Material provided:
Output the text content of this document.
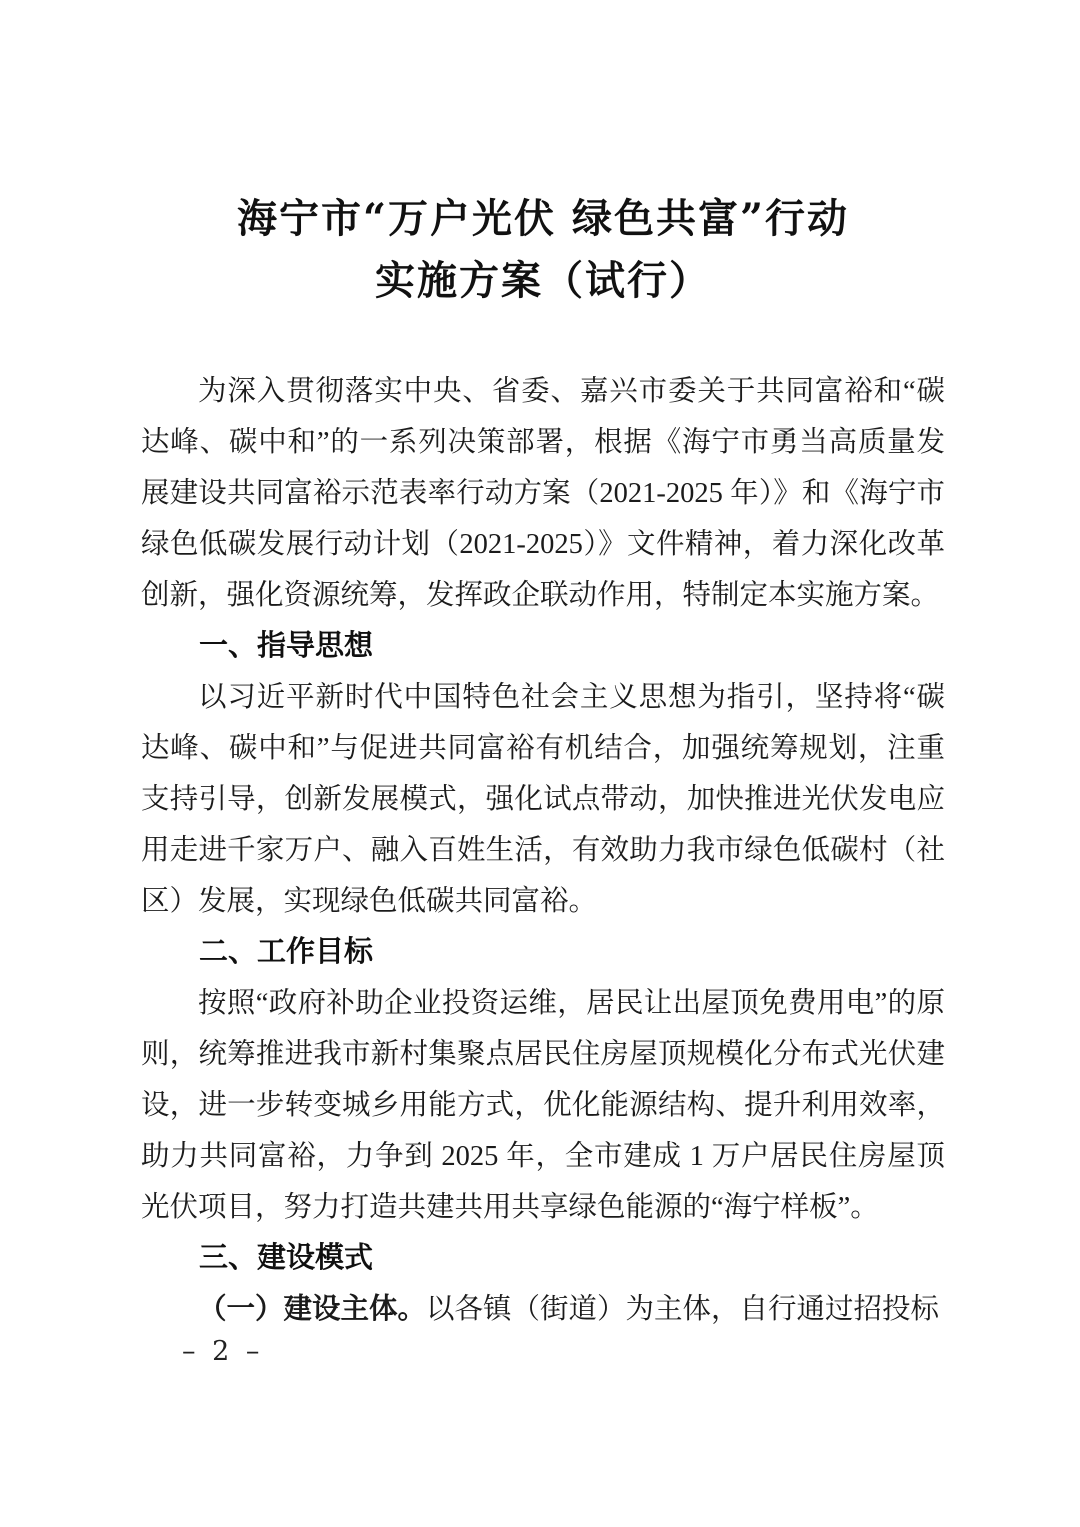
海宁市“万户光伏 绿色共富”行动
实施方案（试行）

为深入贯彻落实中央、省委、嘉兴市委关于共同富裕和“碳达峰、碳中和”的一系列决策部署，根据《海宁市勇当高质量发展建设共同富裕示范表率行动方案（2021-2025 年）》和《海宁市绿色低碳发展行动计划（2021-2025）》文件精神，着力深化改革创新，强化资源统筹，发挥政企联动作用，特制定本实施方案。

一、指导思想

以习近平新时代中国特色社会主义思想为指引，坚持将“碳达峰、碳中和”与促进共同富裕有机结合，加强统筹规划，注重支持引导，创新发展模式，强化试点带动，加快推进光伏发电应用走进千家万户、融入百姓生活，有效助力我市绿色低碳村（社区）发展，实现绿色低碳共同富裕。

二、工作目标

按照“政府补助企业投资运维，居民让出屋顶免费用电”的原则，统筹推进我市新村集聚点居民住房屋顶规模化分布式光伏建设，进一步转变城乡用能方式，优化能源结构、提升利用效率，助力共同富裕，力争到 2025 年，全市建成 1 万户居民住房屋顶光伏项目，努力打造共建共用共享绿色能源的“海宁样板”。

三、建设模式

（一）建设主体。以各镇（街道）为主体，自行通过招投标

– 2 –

Problem statement: Reproduce the entries above exactly. Do not include the images.

Solution to the problem:
Output the text content of this document.
海宁市“万户光伏 绿色共富”行动
实施方案（试行）

为深入贯彻落实中央、省委、嘉兴市委关于共同富裕和“碳达峰、碳中和”的一系列决策部署，根据《海宁市勇当高质量发展建设共同富裕示范表率行动方案（2021-2025 年）》和《海宁市绿色低碳发展行动计划（2021-2025）》文件精神，着力深化改革创新，强化资源统筹，发挥政企联动作用，特制定本实施方案。

一、指导思想

以习近平新时代中国特色社会主义思想为指引，坚持将“碳达峰、碳中和”与促进共同富裕有机结合，加强统筹规划，注重支持引导，创新发展模式，强化试点带动，加快推进光伏发电应用走进千家万户、融入百姓生活，有效助力我市绿色低碳村（社区）发展，实现绿色低碳共同富裕。

二、工作目标

按照“政府补助企业投资运维，居民让出屋顶免费用电”的原则，统筹推进我市新村集聚点居民住房屋顶规模化分布式光伏建设，进一步转变城乡用能方式，优化能源结构、提升利用效率，助力共同富裕，力争到 2025 年，全市建成 1 万户居民住房屋顶光伏项目，努力打造共建共用共享绿色能源的“海宁样板”。

三、建设模式

（一）建设主体。以各镇（街道）为主体，自行通过招投标

– 2 –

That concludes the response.